▶ Work required
What lines of the data include the string "housing"? Copy them all.

-- Start Provided data --

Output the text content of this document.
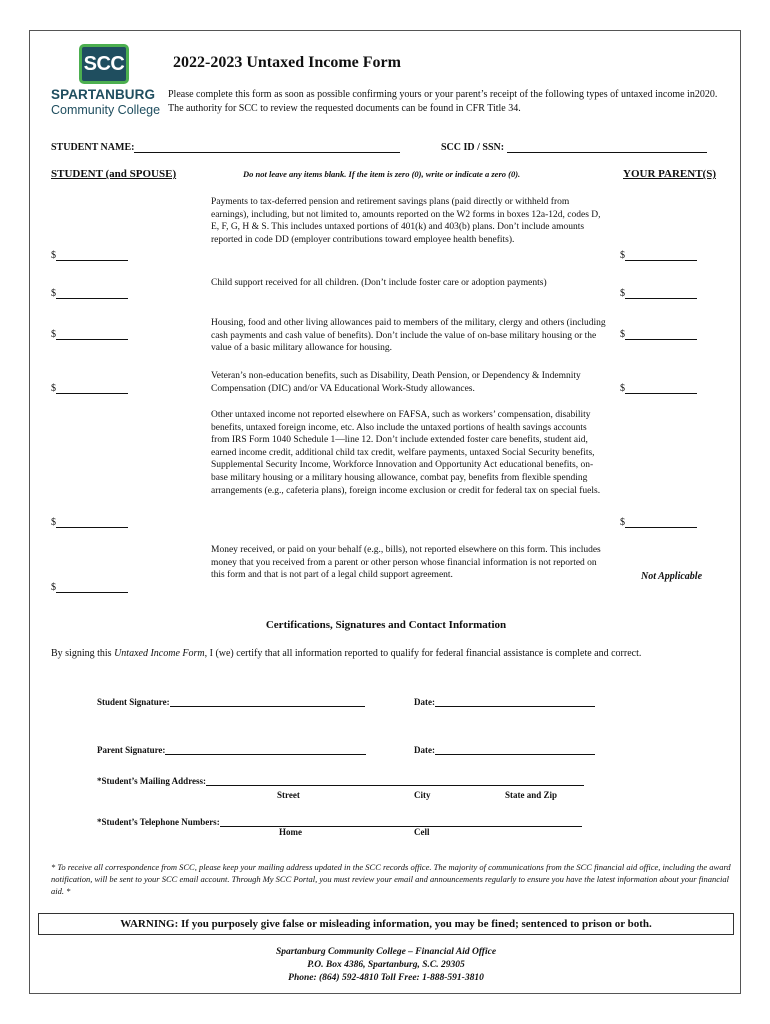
SCC
SPARTANBURG
Community College
2022-2023 Untaxed Income Form
Please complete this form as soon as possible confirming yours or your parent’s receipt of the following types of untaxed income in2020. The authority for SCC to review the requested documents can be found in CFR Title 34.
STUDENT NAME:	SCC ID / SSN:
STUDENT (and SPOUSE)	Do not leave any items blank. If the item is zero (0), write or indicate a zero (0).	YOUR PARENT(S)
Payments to tax-deferred pension and retirement savings plans (paid directly or withheld from earnings), including, but not limited to, amounts reported on the W2 forms in boxes 12a-12d, codes D, E, F, G, H & S. This includes untaxed portions of 401(k) and 403(b) plans. Don’t include amounts reported in code DD (employer contributions toward employee health benefits).
$	$
Child support received for all children. (Don’t include foster care or adoption payments)
$	$
Housing, food and other living allowances paid to members of the military, clergy and others (including cash payments and cash value of benefits). Don’t include the value of on-base military housing or the value of a basic military allowance for housing.
$	$
Veteran’s non-education benefits, such as Disability, Death Pension, or Dependency & Indemnity Compensation (DIC) and/or VA Educational Work-Study allowances.
$	$
Other untaxed income not reported elsewhere on FAFSA, such as workers’ compensation, disability benefits, untaxed foreign income, etc. Also include the untaxed portions of health savings accounts from IRS Form 1040 Schedule 1—line 12. Don’t include extended foster care benefits, student aid, earned income credit, additional child tax credit, welfare payments, untaxed Social Security benefits, Supplemental Security Income, Workforce Innovation and Opportunity Act educational benefits, on-base military housing or a military housing allowance, combat pay, benefits from flexible spending arrangements (e.g., cafeteria plans), foreign income exclusion or credit for federal tax on special fuels.
$	$
Money received, or paid on your behalf (e.g., bills), not reported elsewhere on this form. This includes money that you received from a parent or other person whose financial information is not reported on this form and that is not part of a legal child support agreement.
$
Not Applicable
Certifications, Signatures and Contact Information
By signing this Untaxed Income Form, I (we) certify that all information reported to qualify for federal financial assistance is complete and correct.
Student Signature:	Date:
Parent Signature:	Date:
*Student’s Mailing Address:
Street	City	State and Zip
*Student’s Telephone Numbers:
Home	Cell
* To receive all correspondence from SCC, please keep your mailing address updated in the SCC records office. The majority of communications from the SCC financial aid office, including the award notification, will be sent to your SCC email account. Through My SCC Portal, you must review your email and announcements regularly to ensure you have the latest information about your financial aid. *
WARNING: If you purposely give false or misleading information, you may be fined; sentenced to prison or both.
Spartanburg Community College – Financial Aid Office
P.O. Box 4386, Spartanburg, S.C. 29305
Phone: (864) 592-4810 Toll Free: 1-888-591-3810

-- End Provided data --

▶ Expected output
Housing, food and other living allowances paid to members of the military, clergy and others (including cash payments and cash value of benefits). Don’t include the value of on-base military housing or the value of a basic military allowance for housing.
Other untaxed income not reported elsewhere on FAFSA, such as workers’ compensation, disability benefits, untaxed foreign income, etc. Also include the untaxed portions of health savings accounts from IRS Form 1040 Schedule 1—line 12. Don’t include extended foster care benefits, student aid, earned income credit, additional child tax credit, welfare payments, untaxed Social Security benefits, Supplemental Security Income, Workforce Innovation and Opportunity Act educational benefits, on-base military housing or a military housing allowance, combat pay, benefits from flexible spending arrangements (e.g., cafeteria plans), foreign income exclusion or credit for federal tax on special fuels.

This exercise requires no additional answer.